**GIVEN PROBLEM:**
Leave out the pictures and copy every record exactly.

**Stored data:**

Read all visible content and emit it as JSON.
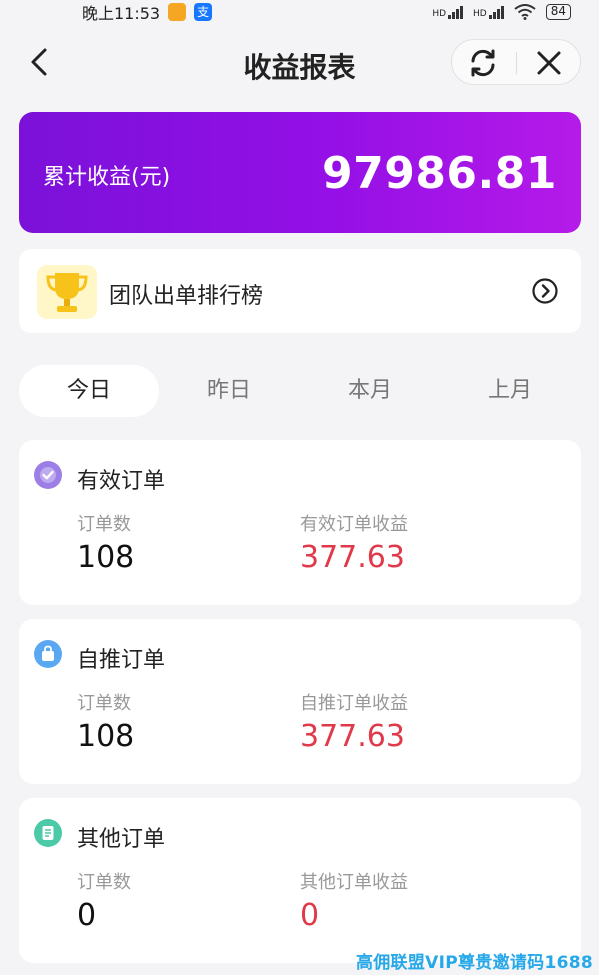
{
  "status_bar": {
    "time": "晚上11:53",
    "network_label_1": "HD",
    "network_label_2": "HD",
    "battery": "84"
  },
  "header": {
    "title": "收益报表",
    "back_icon": "chevron-left-icon",
    "refresh_icon": "refresh-icon",
    "close_icon": "close-icon"
  },
  "earnings": {
    "label": "累计收益(元)",
    "value": "97986.81"
  },
  "ranking": {
    "label": "团队出单排行榜",
    "icon": "trophy-icon"
  },
  "tabs": [
    {
      "label": "今日",
      "active": true
    },
    {
      "label": "昨日",
      "active": false
    },
    {
      "label": "本月",
      "active": false
    },
    {
      "label": "上月",
      "active": false
    }
  ],
  "orders": [
    {
      "title": "有效订单",
      "count_label": "订单数",
      "count": "108",
      "income_label": "有效订单收益",
      "income": "377.63",
      "icon_color": "#9b7fe6"
    },
    {
      "title": "自推订单",
      "count_label": "订单数",
      "count": "108",
      "income_label": "自推订单收益",
      "income": "377.63",
      "icon_color": "#5aa8f2"
    },
    {
      "title": "其他订单",
      "count_label": "订单数",
      "count": "0",
      "income_label": "其他订单收益",
      "income": "0",
      "icon_color": "#4cc9a6"
    }
  ],
  "watermark": "高佣联盟VIP尊贵邀请码1688",
  "colors": {
    "accent_purple": "#8a12e0",
    "income_red": "#e0394a",
    "watermark_blue": "#27a8e8"
  }
}
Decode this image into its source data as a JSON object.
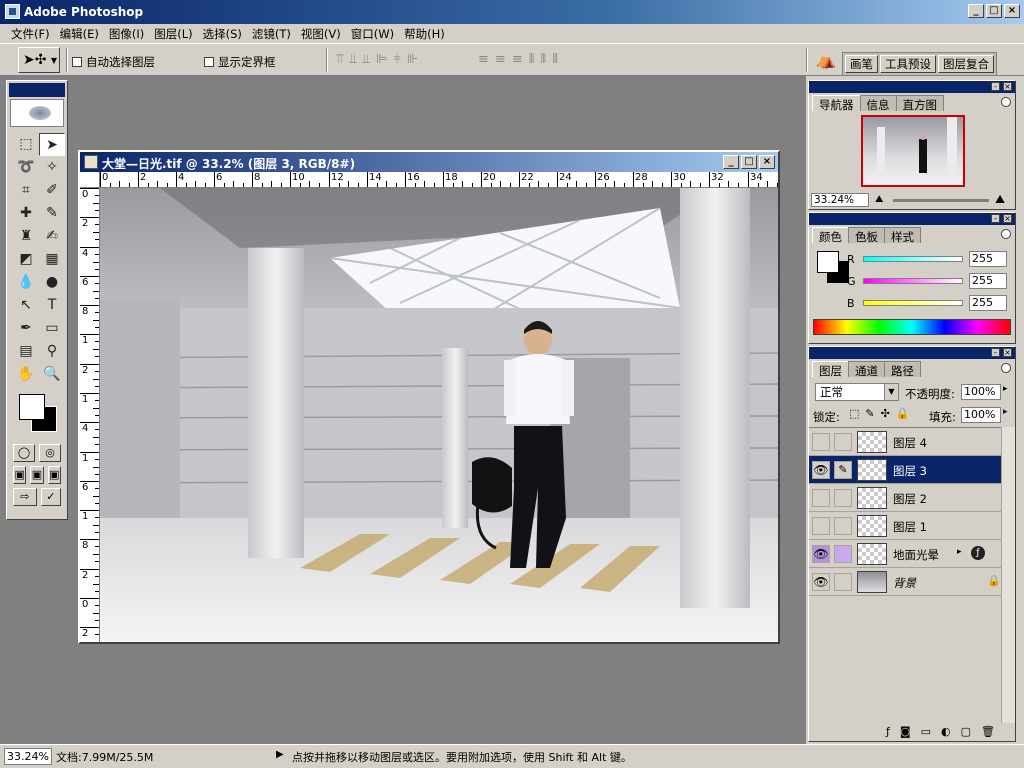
{
  "app": {
    "title": "Adobe Photoshop"
  },
  "window_controls": {
    "minimize": "_",
    "maximize": "□",
    "close": "×"
  },
  "menu": [
    "文件(F)",
    "编辑(E)",
    "图像(I)",
    "图层(L)",
    "选择(S)",
    "滤镜(T)",
    "视图(V)",
    "窗口(W)",
    "帮助(H)"
  ],
  "options_bar": {
    "auto_select_layer": "自动选择图层",
    "show_bounding_box": "显示定界框",
    "palette_well": [
      "画笔",
      "工具预设",
      "图层复合"
    ]
  },
  "document": {
    "title": "大堂—日光.tif @ 33.2% (图层 3, RGB/8#)",
    "ruler_h": [
      "0",
      "2",
      "4",
      "6",
      "8",
      "10",
      "12",
      "14",
      "16",
      "18",
      "20",
      "22",
      "24",
      "26",
      "28",
      "30",
      "32",
      "34"
    ],
    "ruler_v": [
      "0",
      "2",
      "4",
      "6",
      "8",
      "1",
      "2",
      "1",
      "4",
      "1",
      "6",
      "1",
      "8",
      "2",
      "0",
      "2"
    ]
  },
  "navigator": {
    "tabs": [
      "导航器",
      "信息",
      "直方图"
    ],
    "zoom": "33.24%"
  },
  "color_panel": {
    "tabs": [
      "颜色",
      "色板",
      "样式"
    ],
    "channels": [
      {
        "label": "R",
        "value": "255",
        "color": "#00ffff"
      },
      {
        "label": "G",
        "value": "255",
        "color": "#ff00ff"
      },
      {
        "label": "B",
        "value": "255",
        "color": "#ffff00"
      }
    ]
  },
  "layers_panel": {
    "tabs": [
      "图层",
      "通道",
      "路径"
    ],
    "blend_mode": "正常",
    "opacity_label": "不透明度:",
    "opacity_value": "100%",
    "lock_label": "锁定:",
    "fill_label": "填充:",
    "fill_value": "100%",
    "layers": [
      {
        "name": "图层 4",
        "visible": false,
        "selected": false
      },
      {
        "name": "图层 3",
        "visible": true,
        "selected": true
      },
      {
        "name": "图层 2",
        "visible": false,
        "selected": false
      },
      {
        "name": "图层 1",
        "visible": false,
        "selected": false
      },
      {
        "name": "地面光晕",
        "visible": true,
        "selected": false
      },
      {
        "name": "背景",
        "visible": true,
        "selected": false
      }
    ]
  },
  "status_bar": {
    "zoom": "33.24%",
    "doc_size": "文档:7.99M/25.5M",
    "hint": "点按并拖移以移动图层或选区。要用附加选项，使用 Shift 和 Alt 键。"
  }
}
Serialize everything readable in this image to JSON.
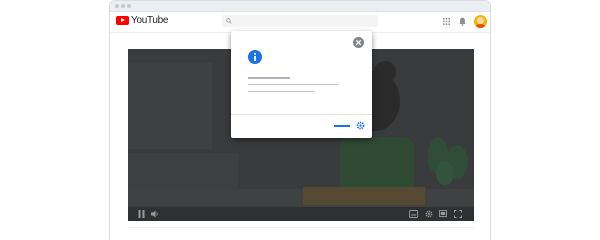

**RESPONSE:**
Read all visible content and emit it as JSON.
{
  "status_bar": {
    "time": "晚上11:53",
    "network_label_1": "HD",
    "network_label_2": "HD",
    "battery": "84"
  },
  "header": {
    "title": "收益报表",
    "back_icon": "chevron-left-icon",
    "refresh_icon": "refresh-icon",
    "close_icon": "close-icon"
  },
  "earnings": {
    "label": "累计收益(元)",
    "value": "97986.81"
  },
  "ranking": {
    "label": "团队出单排行榜",
    "icon": "trophy-icon"
  },
  "tabs": [
    {
      "label": "今日",
      "active": true
    },
    {
      "label": "昨日",
      "active": false
    },
    {
      "label": "本月",
      "active": false
    },
    {
      "label": "上月",
      "active": false
    }
  ],
  "orders": [
    {
      "title": "有效订单",
      "count_label": "订单数",
      "count": "108",
      "income_label": "有效订单收益",
      "income": "377.63",
      "icon_color": "#9b7fe6"
    },
    {
      "title": "自推订单",
      "count_label": "订单数",
      "count": "108",
      "income_label": "自推订单收益",
      "income": "377.63",
      "icon_color": "#5aa8f2"
    },
    {
      "title": "其他订单",
      "count_label": "订单数",
      "count": "0",
      "income_label": "其他订单收益",
      "income": "0",
      "icon_color": "#4cc9a6"
    }
  ],
  "watermark": "高佣联盟VIP尊贵邀请码1688",
  "colors": {
    "accent_purple": "#8a12e0",
    "income_red": "#e0394a",
    "watermark_blue": "#27a8e8"
  }
}
Decode this image into its source data as a JSON object.
{
  "app": {
    "title": "Adobe Photoshop"
  },
  "window_controls": {
    "minimize": "_",
    "maximize": "□",
    "close": "×"
  },
  "menu": [
    "文件(F)",
    "编辑(E)",
    "图像(I)",
    "图层(L)",
    "选择(S)",
    "滤镜(T)",
    "视图(V)",
    "窗口(W)",
    "帮助(H)"
  ],
  "options_bar": {
    "auto_select_layer": "自动选择图层",
    "show_bounding_box": "显示定界框",
    "palette_well": [
      "画笔",
      "工具预设",
      "图层复合"
    ]
  },
  "document": {
    "title": "大堂—日光.tif @ 33.2% (图层 3, RGB/8#)",
    "ruler_h": [
      "0",
      "2",
      "4",
      "6",
      "8",
      "10",
      "12",
      "14",
      "16",
      "18",
      "20",
      "22",
      "24",
      "26",
      "28",
      "30",
      "32",
      "34"
    ],
    "ruler_v": [
      "0",
      "2",
      "4",
      "6",
      "8",
      "1",
      "2",
      "1",
      "4",
      "1",
      "6",
      "1",
      "8",
      "2",
      "0",
      "2"
    ]
  },
  "navigator": {
    "tabs": [
      "导航器",
      "信息",
      "直方图"
    ],
    "zoom": "33.24%"
  },
  "color_panel": {
    "tabs": [
      "颜色",
      "色板",
      "样式"
    ],
    "channels": [
      {
        "label": "R",
        "value": "255",
        "color": "#00ffff"
      },
      {
        "label": "G",
        "value": "255",
        "color": "#ff00ff"
      },
      {
        "label": "B",
        "value": "255",
        "color": "#ffff00"
      }
    ]
  },
  "layers_panel": {
    "tabs": [
      "图层",
      "通道",
      "路径"
    ],
    "blend_mode": "正常",
    "opacity_label": "不透明度:",
    "opacity_value": "100%",
    "lock_label": "锁定:",
    "fill_label": "填充:",
    "fill_value": "100%",
    "layers": [
      {
        "name": "图层 4",
        "visible": false,
        "selected": false
      },
      {
        "name": "图层 3",
        "visible": true,
        "selected": true
      },
      {
        "name": "图层 2",
        "visible": false,
        "selected": false
      },
      {
        "name": "图层 1",
        "visible": false,
        "selected": false
      },
      {
        "name": "地面光晕",
        "visible": true,
        "selected": false
      },
      {
        "name": "背景",
        "visible": true,
        "selected": false
      }
    ]
  },
  "status_bar": {
    "zoom": "33.24%",
    "doc_size": "文档:7.99M/25.5M",
    "hint": "点按并拖移以移动图层或选区。要用附加选项，使用 Shift 和 Alt 键。"
  }
}
Serialize everything readable in this image to JSON.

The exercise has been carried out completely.